GIVEN TASK
Go through the entries below and copy each line containing the word "value".

RECORDS PROVIDED
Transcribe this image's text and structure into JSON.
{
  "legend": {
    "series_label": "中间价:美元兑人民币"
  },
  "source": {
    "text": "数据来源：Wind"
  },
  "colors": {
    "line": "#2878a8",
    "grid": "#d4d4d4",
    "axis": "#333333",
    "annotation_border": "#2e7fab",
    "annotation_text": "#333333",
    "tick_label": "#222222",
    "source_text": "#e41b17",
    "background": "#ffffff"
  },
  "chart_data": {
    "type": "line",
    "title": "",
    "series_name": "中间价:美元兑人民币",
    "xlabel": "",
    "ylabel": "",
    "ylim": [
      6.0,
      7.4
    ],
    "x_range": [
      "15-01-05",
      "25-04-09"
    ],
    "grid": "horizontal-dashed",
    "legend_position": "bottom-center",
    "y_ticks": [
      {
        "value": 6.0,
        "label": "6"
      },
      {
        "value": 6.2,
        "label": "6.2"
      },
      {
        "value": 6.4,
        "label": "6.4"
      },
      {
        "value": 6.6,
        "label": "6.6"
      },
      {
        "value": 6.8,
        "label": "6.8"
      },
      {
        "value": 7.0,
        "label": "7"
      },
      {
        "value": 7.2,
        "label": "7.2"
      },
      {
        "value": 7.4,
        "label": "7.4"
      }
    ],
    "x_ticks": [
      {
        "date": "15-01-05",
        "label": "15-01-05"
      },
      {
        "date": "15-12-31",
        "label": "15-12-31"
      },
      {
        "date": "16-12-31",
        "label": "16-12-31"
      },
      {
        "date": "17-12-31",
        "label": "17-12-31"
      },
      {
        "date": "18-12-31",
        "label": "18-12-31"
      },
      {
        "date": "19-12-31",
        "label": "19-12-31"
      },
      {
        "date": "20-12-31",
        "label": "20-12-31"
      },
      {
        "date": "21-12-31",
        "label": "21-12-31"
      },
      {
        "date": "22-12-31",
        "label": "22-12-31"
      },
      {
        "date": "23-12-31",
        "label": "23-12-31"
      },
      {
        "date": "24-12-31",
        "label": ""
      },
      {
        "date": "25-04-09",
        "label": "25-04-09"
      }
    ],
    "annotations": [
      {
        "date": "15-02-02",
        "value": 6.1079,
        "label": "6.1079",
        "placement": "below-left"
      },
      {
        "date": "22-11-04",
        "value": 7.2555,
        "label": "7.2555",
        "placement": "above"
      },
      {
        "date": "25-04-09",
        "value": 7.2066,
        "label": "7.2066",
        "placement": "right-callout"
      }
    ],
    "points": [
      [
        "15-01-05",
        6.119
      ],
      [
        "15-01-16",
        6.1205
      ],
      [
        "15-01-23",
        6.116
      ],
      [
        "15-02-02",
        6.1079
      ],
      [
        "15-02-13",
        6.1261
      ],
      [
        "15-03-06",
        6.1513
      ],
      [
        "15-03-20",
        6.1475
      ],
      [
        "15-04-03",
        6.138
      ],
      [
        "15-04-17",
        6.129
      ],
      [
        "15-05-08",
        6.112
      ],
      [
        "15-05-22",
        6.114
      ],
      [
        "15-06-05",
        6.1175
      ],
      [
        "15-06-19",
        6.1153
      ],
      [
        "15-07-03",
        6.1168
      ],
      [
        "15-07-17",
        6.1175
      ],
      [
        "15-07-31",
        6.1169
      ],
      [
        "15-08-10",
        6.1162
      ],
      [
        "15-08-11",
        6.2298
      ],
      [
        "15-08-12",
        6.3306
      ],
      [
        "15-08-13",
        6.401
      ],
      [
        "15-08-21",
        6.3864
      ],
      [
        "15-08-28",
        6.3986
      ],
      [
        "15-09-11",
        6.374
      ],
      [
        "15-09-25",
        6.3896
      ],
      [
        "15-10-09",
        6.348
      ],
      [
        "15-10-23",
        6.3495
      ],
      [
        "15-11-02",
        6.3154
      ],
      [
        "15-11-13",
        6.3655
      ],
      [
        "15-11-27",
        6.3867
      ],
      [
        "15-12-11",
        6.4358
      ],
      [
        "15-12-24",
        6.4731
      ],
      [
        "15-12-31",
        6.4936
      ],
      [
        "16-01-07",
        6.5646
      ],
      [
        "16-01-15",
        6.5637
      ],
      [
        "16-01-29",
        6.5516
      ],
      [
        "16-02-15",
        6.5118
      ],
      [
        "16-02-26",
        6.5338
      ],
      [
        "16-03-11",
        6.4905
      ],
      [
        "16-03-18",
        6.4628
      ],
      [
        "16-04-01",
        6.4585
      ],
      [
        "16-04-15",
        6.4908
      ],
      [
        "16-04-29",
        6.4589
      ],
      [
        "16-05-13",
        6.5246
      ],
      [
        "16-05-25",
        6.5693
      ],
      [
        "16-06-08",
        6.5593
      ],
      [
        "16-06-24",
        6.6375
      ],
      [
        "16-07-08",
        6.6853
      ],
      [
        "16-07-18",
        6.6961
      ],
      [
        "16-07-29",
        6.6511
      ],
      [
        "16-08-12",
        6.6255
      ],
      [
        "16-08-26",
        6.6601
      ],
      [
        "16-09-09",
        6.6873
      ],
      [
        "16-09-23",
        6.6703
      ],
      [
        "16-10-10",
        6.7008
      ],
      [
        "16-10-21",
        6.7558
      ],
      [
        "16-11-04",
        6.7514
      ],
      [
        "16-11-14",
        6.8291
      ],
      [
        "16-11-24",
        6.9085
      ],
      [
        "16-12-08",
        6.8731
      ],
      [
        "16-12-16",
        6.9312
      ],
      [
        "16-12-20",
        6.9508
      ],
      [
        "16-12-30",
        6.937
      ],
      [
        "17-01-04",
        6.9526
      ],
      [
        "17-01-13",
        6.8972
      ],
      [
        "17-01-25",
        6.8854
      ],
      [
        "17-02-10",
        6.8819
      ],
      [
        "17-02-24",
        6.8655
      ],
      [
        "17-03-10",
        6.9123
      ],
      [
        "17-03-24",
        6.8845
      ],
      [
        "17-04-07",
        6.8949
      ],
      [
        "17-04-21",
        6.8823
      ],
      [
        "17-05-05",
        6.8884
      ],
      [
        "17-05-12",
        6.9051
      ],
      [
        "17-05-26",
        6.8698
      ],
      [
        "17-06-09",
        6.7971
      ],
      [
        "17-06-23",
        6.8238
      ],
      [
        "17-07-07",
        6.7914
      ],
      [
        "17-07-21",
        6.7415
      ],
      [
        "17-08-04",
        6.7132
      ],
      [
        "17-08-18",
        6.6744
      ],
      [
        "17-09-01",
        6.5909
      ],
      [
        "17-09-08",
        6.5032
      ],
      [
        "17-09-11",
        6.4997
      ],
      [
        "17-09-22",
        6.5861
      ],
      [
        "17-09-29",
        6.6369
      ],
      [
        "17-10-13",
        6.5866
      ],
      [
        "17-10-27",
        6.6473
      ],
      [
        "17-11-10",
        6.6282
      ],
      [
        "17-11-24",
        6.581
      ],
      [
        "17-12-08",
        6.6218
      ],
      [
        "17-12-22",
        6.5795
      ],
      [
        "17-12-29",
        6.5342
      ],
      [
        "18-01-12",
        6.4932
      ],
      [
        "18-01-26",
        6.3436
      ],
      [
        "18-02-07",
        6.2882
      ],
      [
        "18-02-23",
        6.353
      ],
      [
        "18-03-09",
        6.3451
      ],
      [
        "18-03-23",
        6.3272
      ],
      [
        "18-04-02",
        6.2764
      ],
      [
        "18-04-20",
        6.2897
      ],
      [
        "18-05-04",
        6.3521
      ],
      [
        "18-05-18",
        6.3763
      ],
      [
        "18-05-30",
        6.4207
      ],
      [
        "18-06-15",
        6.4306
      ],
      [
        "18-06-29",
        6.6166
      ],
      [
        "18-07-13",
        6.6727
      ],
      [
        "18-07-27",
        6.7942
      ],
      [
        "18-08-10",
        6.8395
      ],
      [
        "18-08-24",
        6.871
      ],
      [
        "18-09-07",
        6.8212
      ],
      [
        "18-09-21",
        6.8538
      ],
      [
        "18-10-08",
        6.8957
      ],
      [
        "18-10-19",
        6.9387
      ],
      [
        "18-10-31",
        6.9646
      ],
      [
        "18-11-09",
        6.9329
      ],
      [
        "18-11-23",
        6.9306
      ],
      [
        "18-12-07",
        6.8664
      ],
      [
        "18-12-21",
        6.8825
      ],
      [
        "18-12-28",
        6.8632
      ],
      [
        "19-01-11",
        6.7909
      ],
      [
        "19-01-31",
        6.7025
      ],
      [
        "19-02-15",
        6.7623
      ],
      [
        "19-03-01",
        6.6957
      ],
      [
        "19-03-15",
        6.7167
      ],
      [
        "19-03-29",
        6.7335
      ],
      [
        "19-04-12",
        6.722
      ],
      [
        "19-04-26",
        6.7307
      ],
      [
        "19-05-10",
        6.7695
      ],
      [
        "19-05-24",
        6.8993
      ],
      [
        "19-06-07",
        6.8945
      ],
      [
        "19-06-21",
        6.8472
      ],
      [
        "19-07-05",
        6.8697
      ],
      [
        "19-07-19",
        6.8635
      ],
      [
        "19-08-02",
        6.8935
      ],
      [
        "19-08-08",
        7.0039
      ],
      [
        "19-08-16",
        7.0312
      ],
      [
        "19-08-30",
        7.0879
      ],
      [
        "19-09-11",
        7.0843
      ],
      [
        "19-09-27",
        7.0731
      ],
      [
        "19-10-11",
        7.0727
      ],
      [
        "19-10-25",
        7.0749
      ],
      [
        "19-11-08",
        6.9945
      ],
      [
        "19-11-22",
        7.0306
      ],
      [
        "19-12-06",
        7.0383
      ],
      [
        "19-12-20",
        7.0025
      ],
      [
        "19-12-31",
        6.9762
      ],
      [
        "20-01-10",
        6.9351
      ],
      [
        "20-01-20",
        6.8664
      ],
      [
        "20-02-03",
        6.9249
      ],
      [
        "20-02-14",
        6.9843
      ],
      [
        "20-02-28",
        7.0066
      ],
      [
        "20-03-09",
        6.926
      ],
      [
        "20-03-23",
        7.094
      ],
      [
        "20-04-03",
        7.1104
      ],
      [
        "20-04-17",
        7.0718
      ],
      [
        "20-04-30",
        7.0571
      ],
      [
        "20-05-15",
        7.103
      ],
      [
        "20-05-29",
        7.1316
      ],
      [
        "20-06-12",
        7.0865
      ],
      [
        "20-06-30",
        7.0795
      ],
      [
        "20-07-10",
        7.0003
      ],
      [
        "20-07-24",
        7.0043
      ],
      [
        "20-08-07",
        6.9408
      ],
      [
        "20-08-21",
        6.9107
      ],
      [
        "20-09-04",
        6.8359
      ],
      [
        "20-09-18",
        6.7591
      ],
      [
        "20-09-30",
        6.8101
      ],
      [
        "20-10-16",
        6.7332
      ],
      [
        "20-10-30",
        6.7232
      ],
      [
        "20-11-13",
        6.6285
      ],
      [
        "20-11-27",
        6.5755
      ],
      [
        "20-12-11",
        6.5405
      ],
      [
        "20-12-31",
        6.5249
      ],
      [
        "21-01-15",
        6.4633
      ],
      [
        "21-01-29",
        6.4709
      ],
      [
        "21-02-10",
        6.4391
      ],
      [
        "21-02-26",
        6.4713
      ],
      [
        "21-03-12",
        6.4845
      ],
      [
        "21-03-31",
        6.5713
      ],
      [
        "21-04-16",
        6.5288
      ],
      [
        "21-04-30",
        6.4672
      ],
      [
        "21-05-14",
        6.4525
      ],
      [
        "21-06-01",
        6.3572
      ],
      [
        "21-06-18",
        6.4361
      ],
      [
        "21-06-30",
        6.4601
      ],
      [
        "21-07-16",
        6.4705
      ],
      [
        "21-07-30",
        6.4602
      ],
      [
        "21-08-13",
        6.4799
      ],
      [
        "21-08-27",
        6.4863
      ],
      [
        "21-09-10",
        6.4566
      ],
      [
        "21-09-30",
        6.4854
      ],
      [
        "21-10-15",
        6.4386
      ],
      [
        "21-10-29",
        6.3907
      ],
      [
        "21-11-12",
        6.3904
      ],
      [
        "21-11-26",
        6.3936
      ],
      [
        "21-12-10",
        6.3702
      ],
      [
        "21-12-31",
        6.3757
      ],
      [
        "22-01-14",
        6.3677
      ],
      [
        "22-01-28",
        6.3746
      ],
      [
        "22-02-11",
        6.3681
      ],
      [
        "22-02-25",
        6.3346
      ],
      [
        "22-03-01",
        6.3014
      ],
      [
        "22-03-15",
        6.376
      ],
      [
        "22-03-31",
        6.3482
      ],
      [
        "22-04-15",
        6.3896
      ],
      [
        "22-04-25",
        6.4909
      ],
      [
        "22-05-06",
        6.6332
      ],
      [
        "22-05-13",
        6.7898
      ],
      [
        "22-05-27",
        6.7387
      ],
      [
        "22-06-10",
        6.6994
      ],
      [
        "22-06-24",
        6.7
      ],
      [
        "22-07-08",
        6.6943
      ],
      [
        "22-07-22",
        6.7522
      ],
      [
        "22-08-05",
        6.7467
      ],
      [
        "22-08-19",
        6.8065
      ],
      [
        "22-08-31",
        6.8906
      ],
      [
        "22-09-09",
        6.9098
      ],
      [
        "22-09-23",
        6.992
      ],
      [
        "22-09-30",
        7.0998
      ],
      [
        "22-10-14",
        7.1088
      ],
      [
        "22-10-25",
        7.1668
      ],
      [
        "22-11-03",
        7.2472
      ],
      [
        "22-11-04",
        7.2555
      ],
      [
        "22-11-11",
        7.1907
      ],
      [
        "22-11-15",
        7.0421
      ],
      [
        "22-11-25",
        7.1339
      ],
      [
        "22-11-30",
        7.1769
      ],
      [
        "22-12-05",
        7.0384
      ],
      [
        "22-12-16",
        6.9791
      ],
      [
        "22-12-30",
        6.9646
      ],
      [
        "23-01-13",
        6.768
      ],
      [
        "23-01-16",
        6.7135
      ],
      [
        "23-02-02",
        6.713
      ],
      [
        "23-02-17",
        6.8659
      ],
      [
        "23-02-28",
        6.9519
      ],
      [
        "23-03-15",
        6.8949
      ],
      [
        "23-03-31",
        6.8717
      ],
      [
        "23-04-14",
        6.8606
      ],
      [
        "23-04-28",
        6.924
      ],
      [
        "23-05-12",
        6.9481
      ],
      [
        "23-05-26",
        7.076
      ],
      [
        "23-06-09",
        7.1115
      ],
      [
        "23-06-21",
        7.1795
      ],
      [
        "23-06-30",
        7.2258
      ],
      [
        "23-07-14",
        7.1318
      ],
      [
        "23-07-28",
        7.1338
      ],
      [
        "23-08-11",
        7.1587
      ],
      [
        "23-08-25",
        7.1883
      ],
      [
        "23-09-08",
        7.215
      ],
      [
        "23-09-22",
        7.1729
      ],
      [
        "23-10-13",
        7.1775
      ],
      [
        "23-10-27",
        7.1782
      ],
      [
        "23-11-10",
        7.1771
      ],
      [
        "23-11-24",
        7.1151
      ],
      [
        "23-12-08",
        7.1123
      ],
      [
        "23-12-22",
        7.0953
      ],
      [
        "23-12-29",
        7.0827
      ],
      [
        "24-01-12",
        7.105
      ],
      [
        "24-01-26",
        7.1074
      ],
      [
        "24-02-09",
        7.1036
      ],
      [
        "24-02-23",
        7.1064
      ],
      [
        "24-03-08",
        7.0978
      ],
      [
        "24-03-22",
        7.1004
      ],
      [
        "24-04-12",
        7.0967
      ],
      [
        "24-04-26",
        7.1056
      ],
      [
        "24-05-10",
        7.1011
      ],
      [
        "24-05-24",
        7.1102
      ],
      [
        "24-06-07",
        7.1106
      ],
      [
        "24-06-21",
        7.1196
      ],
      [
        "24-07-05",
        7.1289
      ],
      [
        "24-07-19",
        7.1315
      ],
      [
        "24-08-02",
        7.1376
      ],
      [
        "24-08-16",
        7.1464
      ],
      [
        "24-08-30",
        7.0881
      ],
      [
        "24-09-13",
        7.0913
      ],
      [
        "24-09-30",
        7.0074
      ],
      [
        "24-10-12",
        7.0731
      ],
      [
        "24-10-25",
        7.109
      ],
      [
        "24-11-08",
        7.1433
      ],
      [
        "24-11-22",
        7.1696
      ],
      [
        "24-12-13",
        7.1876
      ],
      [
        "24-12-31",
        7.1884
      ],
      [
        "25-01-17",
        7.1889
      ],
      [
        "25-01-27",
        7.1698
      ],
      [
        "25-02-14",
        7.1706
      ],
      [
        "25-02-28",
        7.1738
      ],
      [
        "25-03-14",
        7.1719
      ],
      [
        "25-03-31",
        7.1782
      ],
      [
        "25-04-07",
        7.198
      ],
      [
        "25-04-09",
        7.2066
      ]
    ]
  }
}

CORRECT RESPONSE
        "value": 6.0,
        "value": 6.2,
        "value": 6.4,
        "value": 6.6,
        "value": 6.8,
        "value": 7.0,
        "value": 7.2,
        "value": 7.4,
        "value": 6.1079,
        "value": 7.2555,
        "value": 7.2066,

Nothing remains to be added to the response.